What you need to do:
Lift every line from the entries that includes the word "wins".

┌─ Excerpted data

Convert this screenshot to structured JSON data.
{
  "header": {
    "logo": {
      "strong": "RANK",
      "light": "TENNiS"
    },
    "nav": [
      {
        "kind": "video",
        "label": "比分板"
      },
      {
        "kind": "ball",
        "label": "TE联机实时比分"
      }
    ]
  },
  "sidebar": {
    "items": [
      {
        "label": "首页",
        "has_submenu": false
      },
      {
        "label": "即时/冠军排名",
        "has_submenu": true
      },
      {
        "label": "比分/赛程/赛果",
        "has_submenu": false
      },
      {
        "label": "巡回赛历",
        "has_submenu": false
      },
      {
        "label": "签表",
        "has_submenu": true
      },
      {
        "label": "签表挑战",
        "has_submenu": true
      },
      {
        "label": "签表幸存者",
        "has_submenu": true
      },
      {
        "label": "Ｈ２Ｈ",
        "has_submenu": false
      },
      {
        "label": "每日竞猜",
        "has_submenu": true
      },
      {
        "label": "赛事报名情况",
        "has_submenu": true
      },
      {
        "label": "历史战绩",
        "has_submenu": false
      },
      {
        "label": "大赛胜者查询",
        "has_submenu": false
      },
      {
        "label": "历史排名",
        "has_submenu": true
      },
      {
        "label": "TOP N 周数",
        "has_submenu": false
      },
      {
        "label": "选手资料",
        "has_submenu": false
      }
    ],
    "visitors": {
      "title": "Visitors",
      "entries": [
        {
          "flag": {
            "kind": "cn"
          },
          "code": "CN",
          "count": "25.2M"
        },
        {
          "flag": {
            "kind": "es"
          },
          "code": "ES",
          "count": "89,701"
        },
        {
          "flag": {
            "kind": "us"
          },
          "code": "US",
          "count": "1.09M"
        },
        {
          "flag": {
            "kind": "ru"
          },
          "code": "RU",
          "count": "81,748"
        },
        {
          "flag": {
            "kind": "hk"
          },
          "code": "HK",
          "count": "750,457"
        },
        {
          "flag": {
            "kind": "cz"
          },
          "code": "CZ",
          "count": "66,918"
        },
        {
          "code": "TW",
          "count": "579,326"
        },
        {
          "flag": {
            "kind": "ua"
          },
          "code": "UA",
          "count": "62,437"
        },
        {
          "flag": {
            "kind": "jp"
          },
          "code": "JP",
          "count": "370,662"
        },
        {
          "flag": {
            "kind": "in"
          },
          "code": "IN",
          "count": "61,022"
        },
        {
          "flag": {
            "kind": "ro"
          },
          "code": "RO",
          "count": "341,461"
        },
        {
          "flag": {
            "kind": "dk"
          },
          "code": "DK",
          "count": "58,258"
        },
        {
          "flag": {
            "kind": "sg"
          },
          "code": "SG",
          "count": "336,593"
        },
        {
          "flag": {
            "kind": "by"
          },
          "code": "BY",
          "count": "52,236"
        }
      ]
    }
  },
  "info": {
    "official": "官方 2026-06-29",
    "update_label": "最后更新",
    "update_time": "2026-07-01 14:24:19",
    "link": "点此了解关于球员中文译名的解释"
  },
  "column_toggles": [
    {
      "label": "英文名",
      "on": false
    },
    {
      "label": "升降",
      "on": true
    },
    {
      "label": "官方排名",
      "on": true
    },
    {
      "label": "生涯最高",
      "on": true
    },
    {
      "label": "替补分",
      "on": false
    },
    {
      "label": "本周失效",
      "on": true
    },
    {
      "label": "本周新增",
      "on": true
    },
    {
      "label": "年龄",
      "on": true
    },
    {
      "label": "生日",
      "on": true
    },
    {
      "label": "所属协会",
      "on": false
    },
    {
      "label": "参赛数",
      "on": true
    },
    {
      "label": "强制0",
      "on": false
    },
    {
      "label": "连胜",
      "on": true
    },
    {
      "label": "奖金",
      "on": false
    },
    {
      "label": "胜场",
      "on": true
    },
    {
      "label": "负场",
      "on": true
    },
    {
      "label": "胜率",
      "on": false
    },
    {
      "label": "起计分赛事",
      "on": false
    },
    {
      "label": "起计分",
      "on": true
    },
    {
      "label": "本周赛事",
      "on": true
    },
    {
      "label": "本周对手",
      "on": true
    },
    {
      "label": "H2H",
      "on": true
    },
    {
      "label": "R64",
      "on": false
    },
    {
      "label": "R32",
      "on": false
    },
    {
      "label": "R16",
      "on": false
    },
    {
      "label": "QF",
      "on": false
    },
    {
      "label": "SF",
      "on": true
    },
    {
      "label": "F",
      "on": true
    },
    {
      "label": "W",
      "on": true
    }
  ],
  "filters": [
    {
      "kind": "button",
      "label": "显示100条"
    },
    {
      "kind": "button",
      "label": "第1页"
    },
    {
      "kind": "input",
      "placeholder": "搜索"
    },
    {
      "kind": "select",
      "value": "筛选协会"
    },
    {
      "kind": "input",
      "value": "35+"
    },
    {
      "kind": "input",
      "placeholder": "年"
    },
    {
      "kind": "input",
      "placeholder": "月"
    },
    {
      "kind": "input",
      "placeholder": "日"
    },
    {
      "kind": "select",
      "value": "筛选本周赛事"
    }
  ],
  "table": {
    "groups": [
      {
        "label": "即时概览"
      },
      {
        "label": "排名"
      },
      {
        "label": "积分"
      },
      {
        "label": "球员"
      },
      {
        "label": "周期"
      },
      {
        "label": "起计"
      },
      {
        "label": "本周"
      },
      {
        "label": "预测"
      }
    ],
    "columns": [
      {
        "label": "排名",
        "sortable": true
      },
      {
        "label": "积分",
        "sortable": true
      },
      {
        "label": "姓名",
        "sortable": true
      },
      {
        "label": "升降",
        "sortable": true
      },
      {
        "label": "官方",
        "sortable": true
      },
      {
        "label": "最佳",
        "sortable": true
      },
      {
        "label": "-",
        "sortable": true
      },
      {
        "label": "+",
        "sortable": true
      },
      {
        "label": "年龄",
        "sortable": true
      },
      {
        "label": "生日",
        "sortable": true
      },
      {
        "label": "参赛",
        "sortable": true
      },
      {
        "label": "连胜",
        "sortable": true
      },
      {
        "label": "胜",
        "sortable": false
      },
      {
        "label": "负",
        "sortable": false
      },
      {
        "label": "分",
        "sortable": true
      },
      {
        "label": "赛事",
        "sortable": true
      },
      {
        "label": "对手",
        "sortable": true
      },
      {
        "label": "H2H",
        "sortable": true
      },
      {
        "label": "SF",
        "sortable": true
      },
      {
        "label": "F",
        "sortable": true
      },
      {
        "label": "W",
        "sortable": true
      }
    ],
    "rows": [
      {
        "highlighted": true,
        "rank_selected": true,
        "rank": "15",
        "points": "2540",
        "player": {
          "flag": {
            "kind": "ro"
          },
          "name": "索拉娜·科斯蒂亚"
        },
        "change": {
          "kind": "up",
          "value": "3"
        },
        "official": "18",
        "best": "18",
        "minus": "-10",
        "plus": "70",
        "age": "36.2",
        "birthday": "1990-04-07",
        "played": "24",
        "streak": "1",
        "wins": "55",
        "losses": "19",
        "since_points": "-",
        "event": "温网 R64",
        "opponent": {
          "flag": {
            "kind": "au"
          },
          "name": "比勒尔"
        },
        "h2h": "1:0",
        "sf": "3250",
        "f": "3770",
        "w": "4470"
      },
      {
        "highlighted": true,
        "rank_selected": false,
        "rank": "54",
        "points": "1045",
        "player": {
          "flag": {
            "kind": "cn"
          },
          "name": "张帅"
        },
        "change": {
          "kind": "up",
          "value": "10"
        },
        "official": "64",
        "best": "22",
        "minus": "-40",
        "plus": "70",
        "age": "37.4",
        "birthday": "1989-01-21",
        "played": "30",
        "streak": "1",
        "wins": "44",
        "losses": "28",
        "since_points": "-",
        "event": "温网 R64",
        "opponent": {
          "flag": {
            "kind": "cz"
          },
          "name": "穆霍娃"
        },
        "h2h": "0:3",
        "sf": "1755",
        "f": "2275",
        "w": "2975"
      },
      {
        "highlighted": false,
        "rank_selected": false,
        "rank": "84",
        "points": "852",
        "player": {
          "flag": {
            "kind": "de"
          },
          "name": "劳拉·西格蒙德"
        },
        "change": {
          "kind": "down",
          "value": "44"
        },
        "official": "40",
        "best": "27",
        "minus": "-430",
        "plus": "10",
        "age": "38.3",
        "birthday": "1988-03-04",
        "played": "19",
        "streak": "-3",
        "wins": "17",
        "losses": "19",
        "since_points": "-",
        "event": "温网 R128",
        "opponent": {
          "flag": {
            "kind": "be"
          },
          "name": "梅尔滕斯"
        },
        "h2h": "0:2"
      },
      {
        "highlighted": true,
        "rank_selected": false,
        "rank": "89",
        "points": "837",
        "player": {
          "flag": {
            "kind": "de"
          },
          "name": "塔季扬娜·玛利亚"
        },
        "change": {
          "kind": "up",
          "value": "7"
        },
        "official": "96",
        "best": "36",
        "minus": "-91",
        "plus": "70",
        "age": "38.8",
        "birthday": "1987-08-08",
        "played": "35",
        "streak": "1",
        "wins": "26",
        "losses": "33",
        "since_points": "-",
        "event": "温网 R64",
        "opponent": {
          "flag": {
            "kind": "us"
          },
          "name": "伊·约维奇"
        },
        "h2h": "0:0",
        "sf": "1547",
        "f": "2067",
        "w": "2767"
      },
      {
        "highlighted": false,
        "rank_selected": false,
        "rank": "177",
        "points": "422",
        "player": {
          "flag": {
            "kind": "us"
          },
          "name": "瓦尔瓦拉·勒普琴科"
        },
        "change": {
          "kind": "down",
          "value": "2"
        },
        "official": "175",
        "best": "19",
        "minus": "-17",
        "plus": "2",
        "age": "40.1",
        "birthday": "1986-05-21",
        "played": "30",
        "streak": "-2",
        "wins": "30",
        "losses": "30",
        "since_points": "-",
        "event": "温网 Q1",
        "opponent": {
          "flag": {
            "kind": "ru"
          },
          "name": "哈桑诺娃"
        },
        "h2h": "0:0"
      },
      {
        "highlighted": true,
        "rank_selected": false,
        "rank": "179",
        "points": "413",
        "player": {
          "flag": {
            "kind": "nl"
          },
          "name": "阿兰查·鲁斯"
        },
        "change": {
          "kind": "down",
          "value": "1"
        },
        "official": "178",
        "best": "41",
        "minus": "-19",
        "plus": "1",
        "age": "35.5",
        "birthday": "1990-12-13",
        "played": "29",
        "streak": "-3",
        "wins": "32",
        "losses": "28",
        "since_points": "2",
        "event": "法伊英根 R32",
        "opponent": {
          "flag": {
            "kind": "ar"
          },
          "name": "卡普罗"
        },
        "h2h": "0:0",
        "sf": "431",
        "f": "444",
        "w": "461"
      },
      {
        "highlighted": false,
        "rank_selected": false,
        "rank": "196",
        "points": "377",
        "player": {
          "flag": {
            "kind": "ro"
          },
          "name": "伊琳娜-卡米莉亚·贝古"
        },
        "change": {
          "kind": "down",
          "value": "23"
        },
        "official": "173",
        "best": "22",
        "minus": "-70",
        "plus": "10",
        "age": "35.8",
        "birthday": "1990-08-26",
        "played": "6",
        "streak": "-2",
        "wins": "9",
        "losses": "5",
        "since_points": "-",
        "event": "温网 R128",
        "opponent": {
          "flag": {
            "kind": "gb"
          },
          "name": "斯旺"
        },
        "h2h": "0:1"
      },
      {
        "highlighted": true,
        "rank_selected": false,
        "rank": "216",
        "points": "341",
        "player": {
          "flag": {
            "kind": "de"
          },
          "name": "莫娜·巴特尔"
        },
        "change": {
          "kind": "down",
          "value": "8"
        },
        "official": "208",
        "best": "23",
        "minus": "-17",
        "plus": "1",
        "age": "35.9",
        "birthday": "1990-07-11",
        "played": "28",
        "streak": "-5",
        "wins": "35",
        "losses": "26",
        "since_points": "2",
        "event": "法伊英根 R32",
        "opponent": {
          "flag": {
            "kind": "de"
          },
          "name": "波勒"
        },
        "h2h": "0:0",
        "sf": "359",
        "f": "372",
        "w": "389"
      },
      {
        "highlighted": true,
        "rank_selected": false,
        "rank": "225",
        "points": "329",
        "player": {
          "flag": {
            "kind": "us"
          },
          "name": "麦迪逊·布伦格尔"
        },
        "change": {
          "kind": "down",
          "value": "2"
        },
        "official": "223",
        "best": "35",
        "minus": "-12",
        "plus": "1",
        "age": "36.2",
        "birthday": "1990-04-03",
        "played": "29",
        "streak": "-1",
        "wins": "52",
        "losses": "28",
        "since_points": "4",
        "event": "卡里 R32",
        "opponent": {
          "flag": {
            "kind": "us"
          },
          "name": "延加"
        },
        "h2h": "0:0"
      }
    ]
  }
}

└─

Problem solution:
        "wins": "55",
        "wins": "44",
        "wins": "17",
        "wins": "26",
        "wins": "30",
        "wins": "32",
        "wins": "9",
        "wins": "35",
        "wins": "52",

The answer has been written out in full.